Copy each line below in which the string "Chen" occurs.

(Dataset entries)

↓↓↓

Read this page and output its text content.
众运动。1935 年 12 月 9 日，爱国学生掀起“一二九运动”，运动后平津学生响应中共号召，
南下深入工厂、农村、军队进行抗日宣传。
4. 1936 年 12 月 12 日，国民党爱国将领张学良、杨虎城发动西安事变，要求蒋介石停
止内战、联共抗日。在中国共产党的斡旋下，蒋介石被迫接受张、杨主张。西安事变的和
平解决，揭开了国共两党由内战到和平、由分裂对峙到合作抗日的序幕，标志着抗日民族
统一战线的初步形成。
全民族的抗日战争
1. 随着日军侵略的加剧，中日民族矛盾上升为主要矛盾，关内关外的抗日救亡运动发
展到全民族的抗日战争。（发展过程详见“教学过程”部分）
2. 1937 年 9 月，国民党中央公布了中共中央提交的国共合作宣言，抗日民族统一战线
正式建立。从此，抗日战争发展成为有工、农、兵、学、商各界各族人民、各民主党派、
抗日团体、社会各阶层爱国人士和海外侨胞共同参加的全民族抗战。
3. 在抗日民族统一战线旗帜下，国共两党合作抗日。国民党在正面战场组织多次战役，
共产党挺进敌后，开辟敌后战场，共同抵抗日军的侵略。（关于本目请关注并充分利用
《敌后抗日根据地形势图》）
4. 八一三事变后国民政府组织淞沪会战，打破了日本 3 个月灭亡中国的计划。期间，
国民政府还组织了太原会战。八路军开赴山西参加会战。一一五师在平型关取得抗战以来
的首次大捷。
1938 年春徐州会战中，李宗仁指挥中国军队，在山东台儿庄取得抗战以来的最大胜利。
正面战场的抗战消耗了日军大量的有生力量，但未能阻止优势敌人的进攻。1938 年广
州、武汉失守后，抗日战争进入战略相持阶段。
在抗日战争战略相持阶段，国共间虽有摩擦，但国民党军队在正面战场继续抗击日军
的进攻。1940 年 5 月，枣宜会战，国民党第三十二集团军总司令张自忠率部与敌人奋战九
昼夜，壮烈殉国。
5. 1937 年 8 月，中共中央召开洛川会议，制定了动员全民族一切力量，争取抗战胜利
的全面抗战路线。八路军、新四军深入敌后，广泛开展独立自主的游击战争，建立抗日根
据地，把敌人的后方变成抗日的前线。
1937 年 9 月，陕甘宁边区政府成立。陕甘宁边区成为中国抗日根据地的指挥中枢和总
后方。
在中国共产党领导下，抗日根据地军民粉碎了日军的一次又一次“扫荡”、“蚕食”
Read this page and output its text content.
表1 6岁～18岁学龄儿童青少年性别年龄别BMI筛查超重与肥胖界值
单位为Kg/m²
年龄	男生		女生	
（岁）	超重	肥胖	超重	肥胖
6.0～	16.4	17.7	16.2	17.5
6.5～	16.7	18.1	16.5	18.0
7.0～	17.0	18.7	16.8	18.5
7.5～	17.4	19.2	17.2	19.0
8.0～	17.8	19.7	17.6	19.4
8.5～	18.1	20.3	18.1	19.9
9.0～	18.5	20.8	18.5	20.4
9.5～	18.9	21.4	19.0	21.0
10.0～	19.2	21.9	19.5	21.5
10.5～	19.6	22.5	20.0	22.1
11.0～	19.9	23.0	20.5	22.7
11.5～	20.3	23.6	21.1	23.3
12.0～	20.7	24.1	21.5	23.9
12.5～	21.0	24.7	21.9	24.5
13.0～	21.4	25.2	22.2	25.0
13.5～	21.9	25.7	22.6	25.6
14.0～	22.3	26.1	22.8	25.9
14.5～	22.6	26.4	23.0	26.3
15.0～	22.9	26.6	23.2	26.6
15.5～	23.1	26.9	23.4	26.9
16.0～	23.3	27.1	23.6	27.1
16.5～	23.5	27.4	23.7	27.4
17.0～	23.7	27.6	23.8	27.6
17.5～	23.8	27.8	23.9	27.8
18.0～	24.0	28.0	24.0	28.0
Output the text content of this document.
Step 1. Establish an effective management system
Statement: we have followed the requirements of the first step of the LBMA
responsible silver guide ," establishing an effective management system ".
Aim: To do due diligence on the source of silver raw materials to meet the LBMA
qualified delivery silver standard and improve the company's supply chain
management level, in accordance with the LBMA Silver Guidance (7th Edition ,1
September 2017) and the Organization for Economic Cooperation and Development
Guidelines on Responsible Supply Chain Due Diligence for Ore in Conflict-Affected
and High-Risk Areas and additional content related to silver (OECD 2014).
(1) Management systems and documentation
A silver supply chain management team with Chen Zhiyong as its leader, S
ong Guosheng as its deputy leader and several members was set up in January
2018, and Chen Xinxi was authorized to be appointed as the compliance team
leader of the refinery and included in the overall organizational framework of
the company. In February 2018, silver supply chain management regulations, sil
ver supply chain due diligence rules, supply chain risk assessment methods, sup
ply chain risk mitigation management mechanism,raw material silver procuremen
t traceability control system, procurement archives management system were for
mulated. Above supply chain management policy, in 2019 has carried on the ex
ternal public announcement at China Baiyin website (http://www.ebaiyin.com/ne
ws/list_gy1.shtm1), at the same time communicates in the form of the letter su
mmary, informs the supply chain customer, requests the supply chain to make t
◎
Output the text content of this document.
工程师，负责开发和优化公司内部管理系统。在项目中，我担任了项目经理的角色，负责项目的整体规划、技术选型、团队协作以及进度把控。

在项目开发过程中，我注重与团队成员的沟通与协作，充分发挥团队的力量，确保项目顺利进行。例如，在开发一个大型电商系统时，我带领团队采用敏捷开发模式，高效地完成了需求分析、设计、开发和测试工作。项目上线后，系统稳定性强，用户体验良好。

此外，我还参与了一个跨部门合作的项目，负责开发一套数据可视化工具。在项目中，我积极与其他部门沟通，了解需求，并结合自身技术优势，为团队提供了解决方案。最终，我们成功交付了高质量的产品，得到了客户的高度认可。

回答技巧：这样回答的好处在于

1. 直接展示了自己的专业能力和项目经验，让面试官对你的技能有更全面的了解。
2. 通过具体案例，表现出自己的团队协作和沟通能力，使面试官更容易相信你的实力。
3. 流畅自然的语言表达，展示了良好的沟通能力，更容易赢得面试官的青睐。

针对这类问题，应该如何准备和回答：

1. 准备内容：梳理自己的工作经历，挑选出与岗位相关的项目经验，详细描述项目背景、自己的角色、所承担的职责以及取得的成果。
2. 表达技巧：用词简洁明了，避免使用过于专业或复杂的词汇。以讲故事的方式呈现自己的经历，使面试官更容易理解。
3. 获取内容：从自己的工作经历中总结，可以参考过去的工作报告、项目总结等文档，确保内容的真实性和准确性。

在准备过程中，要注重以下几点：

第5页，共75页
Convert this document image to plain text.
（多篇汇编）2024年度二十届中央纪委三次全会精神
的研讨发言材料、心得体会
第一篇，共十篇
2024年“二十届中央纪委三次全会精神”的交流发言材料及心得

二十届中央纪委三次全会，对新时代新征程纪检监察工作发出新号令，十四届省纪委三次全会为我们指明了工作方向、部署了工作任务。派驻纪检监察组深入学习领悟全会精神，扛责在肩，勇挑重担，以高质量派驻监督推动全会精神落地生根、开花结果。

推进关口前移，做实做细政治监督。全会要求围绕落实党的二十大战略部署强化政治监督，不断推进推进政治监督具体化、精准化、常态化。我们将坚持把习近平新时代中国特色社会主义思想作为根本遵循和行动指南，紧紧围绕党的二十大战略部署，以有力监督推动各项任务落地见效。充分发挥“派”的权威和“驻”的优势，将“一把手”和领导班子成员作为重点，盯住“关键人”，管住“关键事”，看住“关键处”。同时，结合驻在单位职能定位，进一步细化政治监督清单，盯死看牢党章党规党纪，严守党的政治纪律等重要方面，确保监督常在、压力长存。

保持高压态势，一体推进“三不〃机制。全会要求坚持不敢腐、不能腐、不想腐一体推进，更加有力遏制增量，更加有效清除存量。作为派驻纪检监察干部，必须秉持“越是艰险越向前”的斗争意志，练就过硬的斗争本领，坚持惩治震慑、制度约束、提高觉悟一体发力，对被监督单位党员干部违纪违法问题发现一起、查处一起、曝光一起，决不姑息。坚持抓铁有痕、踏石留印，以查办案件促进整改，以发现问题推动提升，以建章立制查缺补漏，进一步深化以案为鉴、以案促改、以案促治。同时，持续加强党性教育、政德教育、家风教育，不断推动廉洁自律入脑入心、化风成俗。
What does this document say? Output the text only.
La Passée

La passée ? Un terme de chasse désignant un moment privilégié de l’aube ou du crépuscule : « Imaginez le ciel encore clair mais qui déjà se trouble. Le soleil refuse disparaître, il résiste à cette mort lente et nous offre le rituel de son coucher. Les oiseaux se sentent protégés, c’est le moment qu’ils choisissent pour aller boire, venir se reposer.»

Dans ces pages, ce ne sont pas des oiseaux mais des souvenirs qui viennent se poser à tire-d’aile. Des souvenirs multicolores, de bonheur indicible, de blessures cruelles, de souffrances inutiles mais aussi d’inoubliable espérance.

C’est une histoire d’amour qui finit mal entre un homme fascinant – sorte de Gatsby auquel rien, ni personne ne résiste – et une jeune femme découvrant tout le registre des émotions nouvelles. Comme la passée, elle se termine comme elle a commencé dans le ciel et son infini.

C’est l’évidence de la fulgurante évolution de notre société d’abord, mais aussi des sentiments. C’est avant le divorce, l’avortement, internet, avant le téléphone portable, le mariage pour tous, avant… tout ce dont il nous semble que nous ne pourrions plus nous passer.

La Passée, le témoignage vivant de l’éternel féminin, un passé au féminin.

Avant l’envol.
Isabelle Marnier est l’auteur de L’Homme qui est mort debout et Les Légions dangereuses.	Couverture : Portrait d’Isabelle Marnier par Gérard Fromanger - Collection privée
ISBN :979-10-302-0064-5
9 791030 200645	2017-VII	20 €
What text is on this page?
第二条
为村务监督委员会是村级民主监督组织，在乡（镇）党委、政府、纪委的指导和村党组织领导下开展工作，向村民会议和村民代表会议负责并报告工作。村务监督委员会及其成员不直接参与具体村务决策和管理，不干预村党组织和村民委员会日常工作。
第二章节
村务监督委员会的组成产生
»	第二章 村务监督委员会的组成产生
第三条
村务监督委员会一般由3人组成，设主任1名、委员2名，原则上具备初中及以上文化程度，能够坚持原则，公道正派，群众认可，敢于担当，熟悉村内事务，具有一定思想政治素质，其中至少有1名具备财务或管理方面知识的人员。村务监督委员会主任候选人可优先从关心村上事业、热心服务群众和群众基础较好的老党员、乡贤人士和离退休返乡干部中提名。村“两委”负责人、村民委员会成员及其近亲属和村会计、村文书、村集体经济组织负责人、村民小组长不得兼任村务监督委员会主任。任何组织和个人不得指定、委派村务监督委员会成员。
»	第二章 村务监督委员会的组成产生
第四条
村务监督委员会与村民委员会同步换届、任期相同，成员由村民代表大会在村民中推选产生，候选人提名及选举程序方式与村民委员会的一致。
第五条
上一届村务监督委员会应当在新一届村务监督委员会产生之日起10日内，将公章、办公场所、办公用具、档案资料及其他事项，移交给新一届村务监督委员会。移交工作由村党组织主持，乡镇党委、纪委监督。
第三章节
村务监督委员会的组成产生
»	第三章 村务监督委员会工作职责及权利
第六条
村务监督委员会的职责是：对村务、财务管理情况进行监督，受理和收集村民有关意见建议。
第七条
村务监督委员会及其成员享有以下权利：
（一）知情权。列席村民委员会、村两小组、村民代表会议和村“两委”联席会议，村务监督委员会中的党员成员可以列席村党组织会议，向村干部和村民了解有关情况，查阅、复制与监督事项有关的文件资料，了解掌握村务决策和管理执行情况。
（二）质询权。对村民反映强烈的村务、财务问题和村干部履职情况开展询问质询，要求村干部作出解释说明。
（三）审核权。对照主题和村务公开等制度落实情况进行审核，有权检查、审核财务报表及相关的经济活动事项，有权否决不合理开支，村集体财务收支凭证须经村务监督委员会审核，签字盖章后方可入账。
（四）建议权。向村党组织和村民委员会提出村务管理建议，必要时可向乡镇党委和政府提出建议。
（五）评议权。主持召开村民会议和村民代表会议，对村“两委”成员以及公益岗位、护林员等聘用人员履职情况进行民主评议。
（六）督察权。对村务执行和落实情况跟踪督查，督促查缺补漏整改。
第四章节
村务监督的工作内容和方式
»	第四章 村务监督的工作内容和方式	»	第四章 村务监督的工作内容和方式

↑↑↑

(Exercise solution)
A silver supply chain management team with Chen Zhiyong as its leader, S
2018, and Chen Xinxi was authorized to be appointed as the compliance team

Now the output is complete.